### Task to carry out
Write out all the data again, exactly as it stands.

--------------------

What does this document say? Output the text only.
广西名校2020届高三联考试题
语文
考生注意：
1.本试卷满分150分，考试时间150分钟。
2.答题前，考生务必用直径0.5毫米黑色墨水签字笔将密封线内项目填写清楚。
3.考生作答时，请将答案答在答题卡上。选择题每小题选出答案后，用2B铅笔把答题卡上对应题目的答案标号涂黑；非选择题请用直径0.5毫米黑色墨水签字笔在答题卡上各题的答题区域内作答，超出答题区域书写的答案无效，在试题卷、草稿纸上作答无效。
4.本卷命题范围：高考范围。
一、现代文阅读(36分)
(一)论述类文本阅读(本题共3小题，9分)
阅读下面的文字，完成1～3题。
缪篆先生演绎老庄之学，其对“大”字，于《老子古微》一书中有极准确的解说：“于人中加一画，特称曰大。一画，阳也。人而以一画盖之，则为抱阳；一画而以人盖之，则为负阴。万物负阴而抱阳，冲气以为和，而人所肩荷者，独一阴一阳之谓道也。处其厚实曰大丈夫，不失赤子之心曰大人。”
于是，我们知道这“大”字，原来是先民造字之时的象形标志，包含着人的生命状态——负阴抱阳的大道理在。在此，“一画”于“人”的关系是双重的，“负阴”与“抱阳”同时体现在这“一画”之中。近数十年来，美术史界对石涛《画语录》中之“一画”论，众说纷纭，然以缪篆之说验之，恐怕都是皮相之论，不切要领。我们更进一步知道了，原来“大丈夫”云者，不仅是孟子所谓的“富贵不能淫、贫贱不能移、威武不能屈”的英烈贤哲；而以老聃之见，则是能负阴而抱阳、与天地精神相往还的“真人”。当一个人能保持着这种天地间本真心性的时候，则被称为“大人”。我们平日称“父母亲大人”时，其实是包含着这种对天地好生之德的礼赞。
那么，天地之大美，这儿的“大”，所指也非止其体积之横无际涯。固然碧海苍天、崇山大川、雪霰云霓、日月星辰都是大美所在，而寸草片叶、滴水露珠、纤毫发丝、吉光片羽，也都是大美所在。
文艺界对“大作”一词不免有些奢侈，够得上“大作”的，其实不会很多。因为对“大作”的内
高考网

--------------------

### Exercise answer
What does this document say? Output the text only.
广西名校2020届高三联考试题
语文
考生注意：
1.本试卷满分150分，考试时间150分钟。
2.答题前，考生务必用直径0.5毫米黑色墨水签字笔将密封线内项目填写清楚。
3.考生作答时，请将答案答在答题卡上。选择题每小题选出答案后，用2B铅笔把答题卡上对应题目的答案标号涂黑；非选择题请用直径0.5毫米黑色墨水签字笔在答题卡上各题的答题区域内作答，超出答题区域书写的答案无效，在试题卷、草稿纸上作答无效。
4.本卷命题范围：高考范围。
一、现代文阅读(36分)
(一)论述类文本阅读(本题共3小题，9分)
阅读下面的文字，完成1～3题。
缪篆先生演绎老庄之学，其对“大”字，于《老子古微》一书中有极准确的解说：“于人中加一画，特称曰大。一画，阳也。人而以一画盖之，则为抱阳；一画而以人盖之，则为负阴。万物负阴而抱阳，冲气以为和，而人所肩荷者，独一阴一阳之谓道也。处其厚实曰大丈夫，不失赤子之心曰大人。”
于是，我们知道这“大”字，原来是先民造字之时的象形标志，包含着人的生命状态——负阴抱阳的大道理在。在此，“一画”于“人”的关系是双重的，“负阴”与“抱阳”同时体现在这“一画”之中。近数十年来，美术史界对石涛《画语录》中之“一画”论，众说纷纭，然以缪篆之说验之，恐怕都是皮相之论，不切要领。我们更进一步知道了，原来“大丈夫”云者，不仅是孟子所谓的“富贵不能淫、贫贱不能移、威武不能屈”的英烈贤哲；而以老聃之见，则是能负阴而抱阳、与天地精神相往还的“真人”。当一个人能保持着这种天地间本真心性的时候，则被称为“大人”。我们平日称“父母亲大人”时，其实是包含着这种对天地好生之德的礼赞。
那么，天地之大美，这儿的“大”，所指也非止其体积之横无际涯。固然碧海苍天、崇山大川、雪霰云霓、日月星辰都是大美所在，而寸草片叶、滴水露珠、纤毫发丝、吉光片羽，也都是大美所在。
文艺界对“大作”一词不免有些奢侈，够得上“大作”的，其实不会很多。因为对“大作”的内
高考网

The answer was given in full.